• YOUR OBJECTIVE
Transcribe the material below exactly as it appears.

Saved data entries
• • • • •

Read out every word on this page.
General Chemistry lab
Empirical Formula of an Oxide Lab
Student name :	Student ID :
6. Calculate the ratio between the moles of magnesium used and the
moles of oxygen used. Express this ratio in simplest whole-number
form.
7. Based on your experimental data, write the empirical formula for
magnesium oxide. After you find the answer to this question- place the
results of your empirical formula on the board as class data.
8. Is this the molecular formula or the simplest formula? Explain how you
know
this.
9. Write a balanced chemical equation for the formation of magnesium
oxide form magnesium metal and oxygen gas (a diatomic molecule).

• • • • •

• COMPLETE RESPONSE
Read out every word on this page.
General Chemistry lab
Empirical Formula of an Oxide Lab
Student name :	Student ID :
6. Calculate the ratio between the moles of magnesium used and the
moles of oxygen used. Express this ratio in simplest whole-number
form.
7. Based on your experimental data, write the empirical formula for
magnesium oxide. After you find the answer to this question- place the
results of your empirical formula on the board as class data.
8. Is this the molecular formula or the simplest formula? Explain how you
know
this.
9. Write a balanced chemical equation for the formation of magnesium
oxide form magnesium metal and oxygen gas (a diatomic molecule).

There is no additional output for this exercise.